▶ _DATA EXTRACT_:
☆ ☆ ☆

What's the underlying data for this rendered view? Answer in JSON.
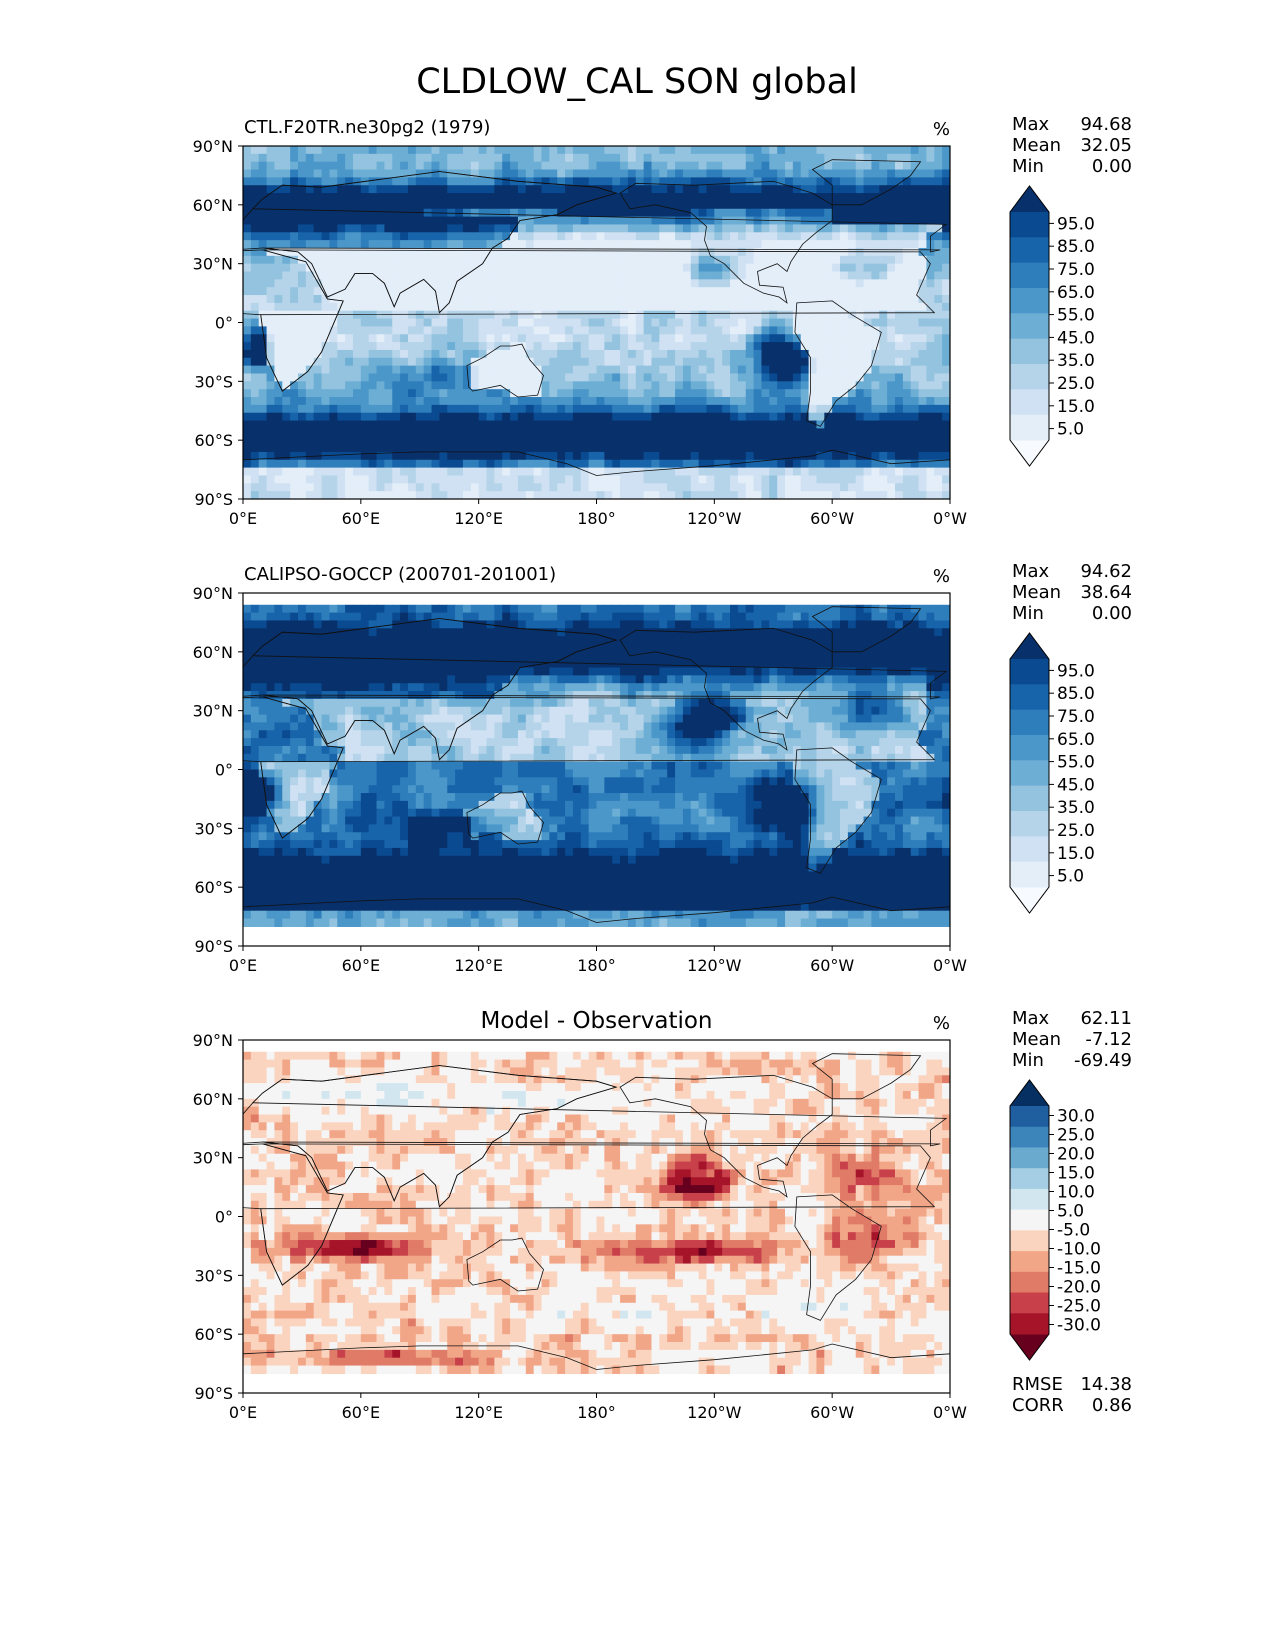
{
  "title": "CLDLOW_CAL SON global",
  "chart_data": [
    {
      "type": "heatmap",
      "panel": "model",
      "title": "CTL.F20TR.ne30pg2 (1979)",
      "units": "%",
      "stats": {
        "max_label": "Max",
        "max": "94.68",
        "mean_label": "Mean",
        "mean": "32.05",
        "min_label": "Min",
        "min": "0.00"
      },
      "colorbar": {
        "levels": [
          0,
          5,
          10,
          15,
          20,
          25,
          30,
          35,
          40,
          45,
          50,
          55,
          60,
          65,
          70,
          75,
          80,
          85,
          90,
          95,
          100
        ],
        "tick_labels": [
          "95.0",
          "85.0",
          "75.0",
          "65.0",
          "55.0",
          "45.0",
          "35.0",
          "25.0",
          "15.0",
          "5.0"
        ],
        "colors": [
          "#f7fbff",
          "#e3eef9",
          "#cfe1f2",
          "#b5d4e9",
          "#93c3df",
          "#6daed5",
          "#4b97c9",
          "#2f7ebc",
          "#1864aa",
          "#0a4a90",
          "#08306b"
        ]
      },
      "xlabels": [
        "0°E",
        "60°E",
        "120°E",
        "180°",
        "120°W",
        "60°W",
        "0°W"
      ],
      "ylabels": [
        "90°N",
        "60°N",
        "30°N",
        "0°",
        "30°S",
        "60°S",
        "90°S"
      ]
    },
    {
      "type": "heatmap",
      "panel": "observation",
      "title": "CALIPSO-GOCCP (200701-201001)",
      "units": "%",
      "stats": {
        "max_label": "Max",
        "max": "94.62",
        "mean_label": "Mean",
        "mean": "38.64",
        "min_label": "Min",
        "min": "0.00"
      },
      "colorbar": {
        "levels": [
          0,
          5,
          10,
          15,
          20,
          25,
          30,
          35,
          40,
          45,
          50,
          55,
          60,
          65,
          70,
          75,
          80,
          85,
          90,
          95,
          100
        ],
        "tick_labels": [
          "95.0",
          "85.0",
          "75.0",
          "65.0",
          "55.0",
          "45.0",
          "35.0",
          "25.0",
          "15.0",
          "5.0"
        ],
        "colors": [
          "#f7fbff",
          "#e3eef9",
          "#cfe1f2",
          "#b5d4e9",
          "#93c3df",
          "#6daed5",
          "#4b97c9",
          "#2f7ebc",
          "#1864aa",
          "#0a4a90",
          "#08306b"
        ]
      },
      "xlabels": [
        "0°E",
        "60°E",
        "120°E",
        "180°",
        "120°W",
        "60°W",
        "0°W"
      ],
      "ylabels": [
        "90°N",
        "60°N",
        "30°N",
        "0°",
        "30°S",
        "60°S",
        "90°S"
      ]
    },
    {
      "type": "heatmap",
      "panel": "difference",
      "title": "Model - Observation",
      "units": "%",
      "stats": {
        "max_label": "Max",
        "max": "62.11",
        "mean_label": "Mean",
        "mean": "-7.12",
        "min_label": "Min",
        "min": "-69.49"
      },
      "metrics": {
        "rmse_label": "RMSE",
        "rmse": "14.38",
        "corr_label": "CORR",
        "corr": "0.86"
      },
      "colorbar": {
        "levels": [
          -30,
          -25,
          -20,
          -15,
          -10,
          -5,
          5,
          10,
          15,
          20,
          25,
          30
        ],
        "tick_labels": [
          "30.0",
          "25.0",
          "20.0",
          "15.0",
          "10.0",
          "5.0",
          "-5.0",
          "-10.0",
          "-15.0",
          "-20.0",
          "-25.0",
          "-30.0"
        ],
        "colors": [
          "#67001f",
          "#a51429",
          "#c8404a",
          "#e07b67",
          "#f2a688",
          "#fbd4bf",
          "#f5f5f5",
          "#d2e6f0",
          "#a5cde3",
          "#6aaace",
          "#3b85bb",
          "#1f5e9f",
          "#053061"
        ]
      },
      "xlabels": [
        "0°E",
        "60°E",
        "120°E",
        "180°",
        "120°W",
        "60°W",
        "0°W"
      ],
      "ylabels": [
        "90°N",
        "60°N",
        "30°N",
        "0°",
        "30°S",
        "60°S",
        "90°S"
      ]
    }
  ]
}
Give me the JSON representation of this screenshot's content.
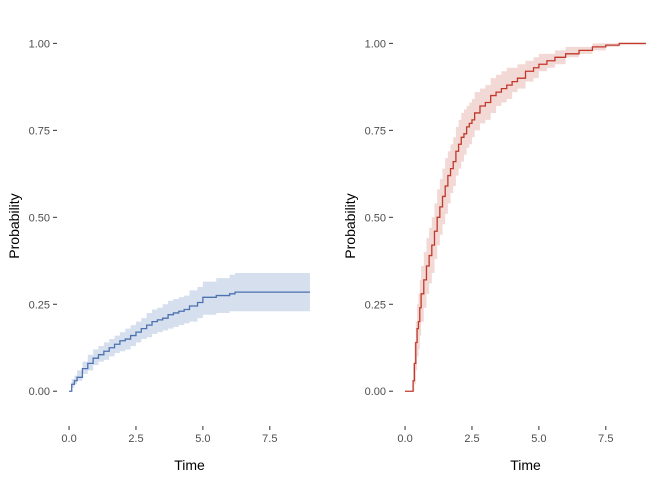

☆ ☆ ☆

▶ _PROBLEM STATEMENT_: Pictures in the records must not appear in the copy; transcribe everything else precisely.

▶ _ANSWER FOR THE TASK_:
What's the underlying data for this rendered view? Answer in JSON.
{
  "title": "CLDLOW_CAL SON global",
  "chart_data": [
    {
      "type": "heatmap",
      "panel": "model",
      "title": "CTL.F20TR.ne30pg2 (1979)",
      "units": "%",
      "stats": {
        "max_label": "Max",
        "max": "94.68",
        "mean_label": "Mean",
        "mean": "32.05",
        "min_label": "Min",
        "min": "0.00"
      },
      "colorbar": {
        "levels": [
          0,
          5,
          10,
          15,
          20,
          25,
          30,
          35,
          40,
          45,
          50,
          55,
          60,
          65,
          70,
          75,
          80,
          85,
          90,
          95,
          100
        ],
        "tick_labels": [
          "95.0",
          "85.0",
          "75.0",
          "65.0",
          "55.0",
          "45.0",
          "35.0",
          "25.0",
          "15.0",
          "5.0"
        ],
        "colors": [
          "#f7fbff",
          "#e3eef9",
          "#cfe1f2",
          "#b5d4e9",
          "#93c3df",
          "#6daed5",
          "#4b97c9",
          "#2f7ebc",
          "#1864aa",
          "#0a4a90",
          "#08306b"
        ]
      },
      "xlabels": [
        "0°E",
        "60°E",
        "120°E",
        "180°",
        "120°W",
        "60°W",
        "0°W"
      ],
      "ylabels": [
        "90°N",
        "60°N",
        "30°N",
        "0°",
        "30°S",
        "60°S",
        "90°S"
      ]
    },
    {
      "type": "heatmap",
      "panel": "observation",
      "title": "CALIPSO-GOCCP (200701-201001)",
      "units": "%",
      "stats": {
        "max_label": "Max",
        "max": "94.62",
        "mean_label": "Mean",
        "mean": "38.64",
        "min_label": "Min",
        "min": "0.00"
      },
      "colorbar": {
        "levels": [
          0,
          5,
          10,
          15,
          20,
          25,
          30,
          35,
          40,
          45,
          50,
          55,
          60,
          65,
          70,
          75,
          80,
          85,
          90,
          95,
          100
        ],
        "tick_labels": [
          "95.0",
          "85.0",
          "75.0",
          "65.0",
          "55.0",
          "45.0",
          "35.0",
          "25.0",
          "15.0",
          "5.0"
        ],
        "colors": [
          "#f7fbff",
          "#e3eef9",
          "#cfe1f2",
          "#b5d4e9",
          "#93c3df",
          "#6daed5",
          "#4b97c9",
          "#2f7ebc",
          "#1864aa",
          "#0a4a90",
          "#08306b"
        ]
      },
      "xlabels": [
        "0°E",
        "60°E",
        "120°E",
        "180°",
        "120°W",
        "60°W",
        "0°W"
      ],
      "ylabels": [
        "90°N",
        "60°N",
        "30°N",
        "0°",
        "30°S",
        "60°S",
        "90°S"
      ]
    },
    {
      "type": "heatmap",
      "panel": "difference",
      "title": "Model - Observation",
      "units": "%",
      "stats": {
        "max_label": "Max",
        "max": "62.11",
        "mean_label": "Mean",
        "mean": "-7.12",
        "min_label": "Min",
        "min": "-69.49"
      },
      "metrics": {
        "rmse_label": "RMSE",
        "rmse": "14.38",
        "corr_label": "CORR",
        "corr": "0.86"
      },
      "colorbar": {
        "levels": [
          -30,
          -25,
          -20,
          -15,
          -10,
          -5,
          5,
          10,
          15,
          20,
          25,
          30
        ],
        "tick_labels": [
          "30.0",
          "25.0",
          "20.0",
          "15.0",
          "10.0",
          "5.0",
          "-5.0",
          "-10.0",
          "-15.0",
          "-20.0",
          "-25.0",
          "-30.0"
        ],
        "colors": [
          "#67001f",
          "#a51429",
          "#c8404a",
          "#e07b67",
          "#f2a688",
          "#fbd4bf",
          "#f5f5f5",
          "#d2e6f0",
          "#a5cde3",
          "#6aaace",
          "#3b85bb",
          "#1f5e9f",
          "#053061"
        ]
      },
      "xlabels": [
        "0°E",
        "60°E",
        "120°E",
        "180°",
        "120°W",
        "60°W",
        "0°W"
      ],
      "ylabels": [
        "90°N",
        "60°N",
        "30°N",
        "0°",
        "30°S",
        "60°S",
        "90°S"
      ]
    }
  ]
}
Give me the JSON representation of this screenshot's content.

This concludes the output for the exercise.